Exercise description: Write out all lines holding the word "html".

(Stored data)
----

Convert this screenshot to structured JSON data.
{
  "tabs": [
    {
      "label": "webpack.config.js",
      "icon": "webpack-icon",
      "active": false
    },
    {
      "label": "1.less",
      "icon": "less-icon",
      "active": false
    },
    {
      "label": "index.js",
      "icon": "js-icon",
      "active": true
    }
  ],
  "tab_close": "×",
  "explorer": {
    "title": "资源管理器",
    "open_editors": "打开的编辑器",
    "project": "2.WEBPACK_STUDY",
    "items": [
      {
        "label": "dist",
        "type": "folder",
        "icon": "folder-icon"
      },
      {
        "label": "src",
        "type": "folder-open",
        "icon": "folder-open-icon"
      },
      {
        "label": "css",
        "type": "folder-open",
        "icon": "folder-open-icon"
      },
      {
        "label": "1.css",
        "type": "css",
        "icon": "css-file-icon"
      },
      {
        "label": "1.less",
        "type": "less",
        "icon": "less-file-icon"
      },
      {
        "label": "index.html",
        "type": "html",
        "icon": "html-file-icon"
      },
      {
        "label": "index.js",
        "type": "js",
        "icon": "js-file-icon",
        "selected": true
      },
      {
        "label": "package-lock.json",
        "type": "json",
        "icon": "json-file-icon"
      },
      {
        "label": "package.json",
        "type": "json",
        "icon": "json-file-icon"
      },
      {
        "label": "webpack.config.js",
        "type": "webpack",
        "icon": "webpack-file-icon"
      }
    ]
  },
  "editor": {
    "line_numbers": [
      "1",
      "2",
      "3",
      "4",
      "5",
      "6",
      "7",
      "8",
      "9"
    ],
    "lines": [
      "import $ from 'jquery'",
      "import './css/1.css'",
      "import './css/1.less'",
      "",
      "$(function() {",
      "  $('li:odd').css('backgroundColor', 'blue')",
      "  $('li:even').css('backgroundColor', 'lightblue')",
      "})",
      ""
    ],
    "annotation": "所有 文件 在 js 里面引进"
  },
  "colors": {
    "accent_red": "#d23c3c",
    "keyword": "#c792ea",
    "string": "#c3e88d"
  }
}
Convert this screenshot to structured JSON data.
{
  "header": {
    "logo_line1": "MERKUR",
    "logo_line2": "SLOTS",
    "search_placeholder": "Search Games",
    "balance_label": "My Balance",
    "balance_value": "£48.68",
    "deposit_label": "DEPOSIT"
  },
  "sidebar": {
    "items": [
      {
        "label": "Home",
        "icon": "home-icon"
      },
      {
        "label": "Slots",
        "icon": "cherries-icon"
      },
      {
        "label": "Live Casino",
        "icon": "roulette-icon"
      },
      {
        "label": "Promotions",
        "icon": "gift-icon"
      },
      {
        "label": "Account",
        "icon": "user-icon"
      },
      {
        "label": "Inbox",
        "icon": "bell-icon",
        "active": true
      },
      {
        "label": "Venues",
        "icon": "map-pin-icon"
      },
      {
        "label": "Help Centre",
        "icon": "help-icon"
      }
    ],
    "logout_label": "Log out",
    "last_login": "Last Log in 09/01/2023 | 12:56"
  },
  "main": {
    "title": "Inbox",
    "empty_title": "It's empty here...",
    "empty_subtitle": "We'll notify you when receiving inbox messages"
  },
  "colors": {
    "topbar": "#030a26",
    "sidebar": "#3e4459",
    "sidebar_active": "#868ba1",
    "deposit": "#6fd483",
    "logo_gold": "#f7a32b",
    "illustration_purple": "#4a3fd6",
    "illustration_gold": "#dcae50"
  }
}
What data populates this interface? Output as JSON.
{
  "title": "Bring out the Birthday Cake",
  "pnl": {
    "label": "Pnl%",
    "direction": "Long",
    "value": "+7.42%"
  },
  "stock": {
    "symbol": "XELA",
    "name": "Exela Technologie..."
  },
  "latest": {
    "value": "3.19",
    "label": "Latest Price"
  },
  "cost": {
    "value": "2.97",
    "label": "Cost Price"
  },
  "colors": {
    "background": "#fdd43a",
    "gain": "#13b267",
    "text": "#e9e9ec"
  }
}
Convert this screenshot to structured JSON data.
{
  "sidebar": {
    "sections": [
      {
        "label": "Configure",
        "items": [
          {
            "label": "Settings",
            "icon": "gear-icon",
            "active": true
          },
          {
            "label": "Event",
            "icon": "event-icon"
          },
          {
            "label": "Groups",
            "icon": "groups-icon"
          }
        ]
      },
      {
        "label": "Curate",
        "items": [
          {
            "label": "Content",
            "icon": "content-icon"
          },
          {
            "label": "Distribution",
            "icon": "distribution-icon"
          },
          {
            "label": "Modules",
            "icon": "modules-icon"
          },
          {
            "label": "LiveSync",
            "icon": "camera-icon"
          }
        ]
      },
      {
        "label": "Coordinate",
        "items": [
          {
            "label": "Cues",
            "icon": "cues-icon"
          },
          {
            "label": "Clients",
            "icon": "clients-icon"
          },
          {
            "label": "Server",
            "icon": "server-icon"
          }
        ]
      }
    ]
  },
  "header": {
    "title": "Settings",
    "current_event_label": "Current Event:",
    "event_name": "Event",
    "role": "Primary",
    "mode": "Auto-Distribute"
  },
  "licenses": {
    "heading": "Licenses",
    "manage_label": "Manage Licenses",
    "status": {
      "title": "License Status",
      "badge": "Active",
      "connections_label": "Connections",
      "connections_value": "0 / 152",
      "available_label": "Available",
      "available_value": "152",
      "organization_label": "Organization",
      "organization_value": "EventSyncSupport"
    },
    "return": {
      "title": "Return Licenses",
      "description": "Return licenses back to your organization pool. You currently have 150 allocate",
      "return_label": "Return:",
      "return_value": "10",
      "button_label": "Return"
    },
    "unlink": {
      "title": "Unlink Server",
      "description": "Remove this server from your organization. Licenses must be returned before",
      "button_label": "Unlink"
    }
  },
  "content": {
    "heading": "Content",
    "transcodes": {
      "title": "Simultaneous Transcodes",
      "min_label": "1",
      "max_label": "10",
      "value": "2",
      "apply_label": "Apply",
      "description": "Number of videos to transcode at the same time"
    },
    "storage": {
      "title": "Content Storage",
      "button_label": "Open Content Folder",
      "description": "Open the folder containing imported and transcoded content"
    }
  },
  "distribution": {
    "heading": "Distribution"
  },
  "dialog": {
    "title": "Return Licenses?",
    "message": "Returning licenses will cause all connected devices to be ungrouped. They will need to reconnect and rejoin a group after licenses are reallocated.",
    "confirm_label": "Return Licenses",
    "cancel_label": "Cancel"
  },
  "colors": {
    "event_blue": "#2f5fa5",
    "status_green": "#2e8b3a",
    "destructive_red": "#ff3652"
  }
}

----

Result below:
        "label": "index.html",
        "type": "html",
        "icon": "html-file-icon"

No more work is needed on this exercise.